───── SOURCE MATERIAL ─────

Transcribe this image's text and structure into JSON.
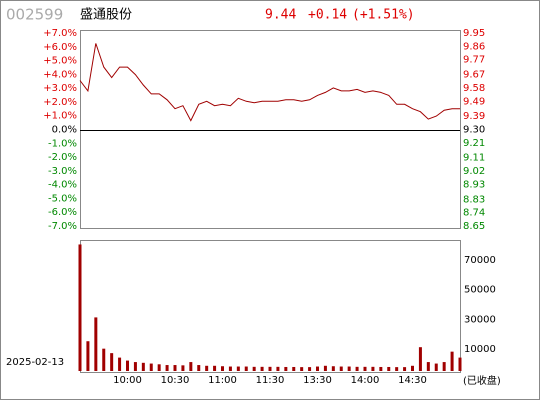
{
  "header": {
    "code": "002599",
    "name": "盛通股份",
    "price": "9.44",
    "change": "+0.14",
    "change_pct": "(+1.51%)"
  },
  "date": "2025-02-13",
  "status": "(已收盘)",
  "chart_data": [
    {
      "type": "line",
      "series": [
        {
          "color": "#a00000",
          "axis": "y2",
          "values": [
            9.63,
            9.56,
            9.88,
            9.72,
            9.65,
            9.72,
            9.72,
            9.67,
            9.6,
            9.54,
            9.54,
            9.5,
            9.44,
            9.46,
            9.36,
            9.47,
            9.49,
            9.46,
            9.47,
            9.46,
            9.51,
            9.49,
            9.48,
            9.49,
            9.49,
            9.49,
            9.5,
            9.5,
            9.49,
            9.5,
            9.53,
            9.55,
            9.58,
            9.56,
            9.56,
            9.57,
            9.55,
            9.56,
            9.55,
            9.53,
            9.47,
            9.47,
            9.44,
            9.42,
            9.37,
            9.39,
            9.43,
            9.44,
            9.44
          ]
        }
      ],
      "ylim": [
        -7,
        7
      ],
      "yticks": [
        {
          "value": 7,
          "label": "+7.0%"
        },
        {
          "value": 6,
          "label": "+6.0%"
        },
        {
          "value": 5,
          "label": "+5.0%"
        },
        {
          "value": 4,
          "label": "+4.0%"
        },
        {
          "value": 3,
          "label": "+3.0%"
        },
        {
          "value": 2,
          "label": "+2.0%"
        },
        {
          "value": 1,
          "label": "+1.0%"
        },
        {
          "value": 0,
          "label": "0.0%"
        },
        {
          "value": -1,
          "label": "-1.0%"
        },
        {
          "value": -2,
          "label": "-2.0%"
        },
        {
          "value": -3,
          "label": "-3.0%"
        },
        {
          "value": -4,
          "label": "-4.0%"
        },
        {
          "value": -5,
          "label": "-5.0%"
        },
        {
          "value": -6,
          "label": "-6.0%"
        },
        {
          "value": -7,
          "label": "-7.0%"
        }
      ],
      "y2lim": [
        8.65,
        9.95
      ],
      "y2ticks": [
        9.95,
        9.86,
        9.77,
        9.67,
        9.58,
        9.49,
        9.39,
        {
          "value": 9.3,
          "label": "9.30"
        },
        9.21,
        9.11,
        9.02,
        8.93,
        8.83,
        8.74,
        8.65
      ]
    },
    {
      "type": "bar",
      "color": "#a00000",
      "categories": [
        null,
        null,
        null,
        null,
        null,
        null,
        "10:00",
        null,
        null,
        null,
        null,
        null,
        "10:30",
        null,
        null,
        null,
        null,
        null,
        "11:00",
        null,
        null,
        null,
        null,
        null,
        "11:30",
        null,
        null,
        null,
        null,
        null,
        "13:30",
        null,
        null,
        null,
        null,
        null,
        "14:00",
        null,
        null,
        null,
        null,
        null,
        "14:30",
        null,
        null,
        null,
        null,
        null,
        null
      ],
      "values": [
        85000,
        20000,
        36000,
        15000,
        12000,
        9000,
        7000,
        6000,
        5500,
        5000,
        4500,
        4000,
        4000,
        3800,
        6000,
        4000,
        3500,
        3500,
        3200,
        3000,
        3000,
        3000,
        2800,
        2800,
        2800,
        2800,
        2700,
        2700,
        2600,
        2600,
        3000,
        3500,
        3200,
        3000,
        3000,
        2800,
        2800,
        2800,
        2700,
        2700,
        2600,
        2600,
        3500,
        16000,
        6000,
        5000,
        6000,
        13000,
        9000
      ],
      "ylim": [
        0,
        88000
      ],
      "yticks": [
        70000,
        50000,
        30000,
        10000
      ]
    }
  ]
}
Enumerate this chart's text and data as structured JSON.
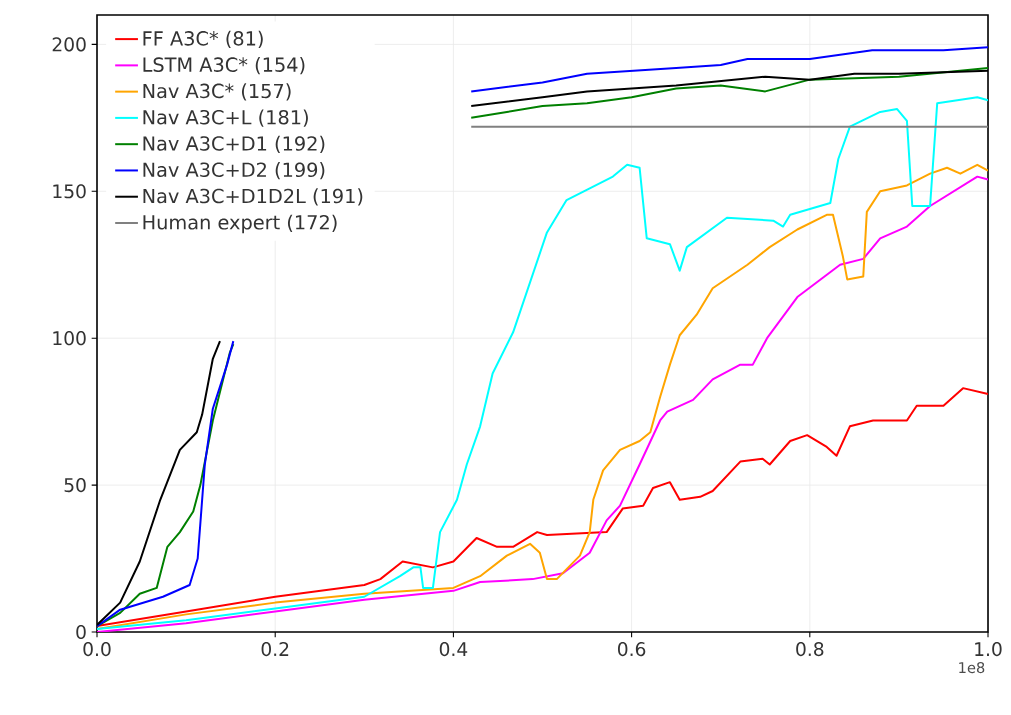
{
  "chart_data": {
    "type": "line",
    "xlim": [
      0,
      1.0
    ],
    "ylim": [
      0,
      210
    ],
    "xticks": [
      {
        "value": 0,
        "label": "0.0"
      },
      {
        "value": 0.2,
        "label": "0.2"
      },
      {
        "value": 0.4,
        "label": "0.4"
      },
      {
        "value": 0.6,
        "label": "0.6"
      },
      {
        "value": 0.8,
        "label": "0.8"
      },
      {
        "value": 1.0,
        "label": "1.0"
      }
    ],
    "yticks": [
      0,
      50,
      100,
      150,
      200
    ],
    "grid": true,
    "legend": "top left",
    "marker": "none",
    "line_style": "solid",
    "annotations": [
      {
        "text": "1e8"
      }
    ],
    "series": [
      {
        "name": "FF A3C* (81)",
        "color": "#ff0000",
        "x": [
          0,
          0.1,
          0.2,
          0.3,
          0.318,
          0.343,
          0.377,
          0.4,
          0.426,
          0.449,
          0.467,
          0.494,
          0.505,
          0.572,
          0.59,
          0.613,
          0.624,
          0.643,
          0.654,
          0.677,
          0.691,
          0.722,
          0.747,
          0.755,
          0.778,
          0.797,
          0.819,
          0.83,
          0.845,
          0.871,
          0.909,
          0.92,
          0.95,
          0.972,
          1.0
        ],
        "values": [
          2,
          7,
          12,
          16,
          18,
          24,
          22,
          24,
          32,
          29,
          29,
          34,
          33,
          34,
          42,
          43,
          49,
          51,
          45,
          46,
          48,
          58,
          59,
          57,
          65,
          67,
          63,
          60,
          70,
          72,
          72,
          77,
          77,
          83,
          81
        ]
      },
      {
        "name": "LSTM A3C* (154)",
        "color": "#ff00ff",
        "x": [
          0,
          0.1,
          0.2,
          0.3,
          0.4,
          0.43,
          0.489,
          0.523,
          0.553,
          0.572,
          0.587,
          0.609,
          0.632,
          0.64,
          0.669,
          0.691,
          0.722,
          0.736,
          0.752,
          0.786,
          0.834,
          0.86,
          0.879,
          0.909,
          0.935,
          0.988,
          1.0
        ],
        "values": [
          0,
          3,
          7,
          11,
          14,
          17,
          18,
          20,
          27,
          38,
          43,
          57,
          72,
          75,
          79,
          86,
          91,
          91,
          100,
          114,
          125,
          127,
          134,
          138,
          145,
          155,
          154
        ]
      },
      {
        "name": "Nav A3C* (157)",
        "color": "#ffa500",
        "x": [
          0,
          0.1,
          0.2,
          0.3,
          0.4,
          0.43,
          0.46,
          0.486,
          0.497,
          0.505,
          0.516,
          0.542,
          0.553,
          0.557,
          0.568,
          0.587,
          0.609,
          0.621,
          0.632,
          0.643,
          0.654,
          0.673,
          0.691,
          0.73,
          0.755,
          0.786,
          0.819,
          0.826,
          0.837,
          0.842,
          0.86,
          0.864,
          0.879,
          0.909,
          0.935,
          0.954,
          0.969,
          0.988,
          1.0
        ],
        "values": [
          1,
          6,
          10,
          13,
          15,
          19,
          26,
          30,
          27,
          18,
          18,
          26,
          34,
          45,
          55,
          62,
          65,
          68,
          80,
          91,
          101,
          108,
          117,
          125,
          131,
          137,
          142,
          142,
          128,
          120,
          121,
          143,
          150,
          152,
          156,
          158,
          156,
          159,
          157
        ]
      },
      {
        "name": "Nav A3C+L (181)",
        "color": "#00ffff",
        "x": [
          0,
          0.1,
          0.2,
          0.3,
          0.34,
          0.355,
          0.363,
          0.366,
          0.377,
          0.385,
          0.404,
          0.415,
          0.43,
          0.444,
          0.467,
          0.505,
          0.527,
          0.553,
          0.579,
          0.595,
          0.609,
          0.617,
          0.643,
          0.654,
          0.662,
          0.707,
          0.759,
          0.77,
          0.778,
          0.823,
          0.832,
          0.845,
          0.879,
          0.898,
          0.909,
          0.915,
          0.935,
          0.943,
          0.988,
          1.0
        ],
        "values": [
          1,
          4,
          8,
          12,
          19,
          22,
          22,
          15,
          15,
          34,
          45,
          57,
          70,
          88,
          102,
          136,
          147,
          151,
          155,
          159,
          158,
          134,
          132,
          123,
          131,
          141,
          140,
          138,
          142,
          146,
          161,
          172,
          177,
          178,
          174,
          145,
          145,
          180,
          182,
          181
        ]
      },
      {
        "name": "Nav A3C+D1 (192)",
        "color": "#008000",
        "x": [
          0,
          0.026,
          0.048,
          0.067,
          0.079,
          0.093,
          0.108,
          0.116,
          0.13,
          0.149,
          0.153,
          0.3,
          0.42,
          0.46,
          0.5,
          0.55,
          0.6,
          0.65,
          0.7,
          0.75,
          0.8,
          0.9,
          1.0
        ],
        "values": [
          2,
          6.5,
          13,
          15,
          29,
          34,
          41,
          50,
          72,
          95,
          98,
          null,
          175,
          177,
          179,
          180,
          182,
          185,
          186,
          184,
          188,
          189,
          192
        ]
      },
      {
        "name": "Nav A3C+D2 (199)",
        "color": "#0000ff",
        "x": [
          0,
          0.026,
          0.074,
          0.104,
          0.113,
          0.121,
          0.13,
          0.146,
          0.153,
          0.3,
          0.42,
          0.5,
          0.55,
          0.65,
          0.7,
          0.73,
          0.8,
          0.87,
          0.95,
          1.0
        ],
        "values": [
          2,
          7.6,
          12,
          16,
          25,
          57,
          76,
          91,
          99,
          null,
          184,
          187,
          190,
          192,
          193,
          195,
          195,
          198,
          198,
          199
        ]
      },
      {
        "name": "Nav A3C+D1D2L (191)",
        "color": "#000000",
        "x": [
          0,
          0.026,
          0.048,
          0.071,
          0.093,
          0.112,
          0.118,
          0.13,
          0.138,
          0.3,
          0.42,
          0.5,
          0.55,
          0.65,
          0.75,
          0.8,
          0.85,
          0.9,
          1.0
        ],
        "values": [
          2.4,
          10,
          24,
          45,
          62,
          68,
          74,
          93,
          99,
          null,
          179,
          182,
          184,
          186,
          189,
          188,
          190,
          190,
          191
        ]
      },
      {
        "name": "Human expert (172)",
        "color": "#808080",
        "x": [
          0.42,
          1.0
        ],
        "values": [
          172,
          172
        ]
      }
    ]
  }
}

─────

**GOAL:**
Pull out each line holding the string "color".

**ANSWER:**
          "color": "#a00000",
      "color": "#a00000",
        "color": "#ff0000",
        "color": "#ff00ff",
        "color": "#ffa500",
        "color": "#00ffff",
        "color": "#008000",
        "color": "#0000ff",
        "color": "#000000",
        "color": "#808080",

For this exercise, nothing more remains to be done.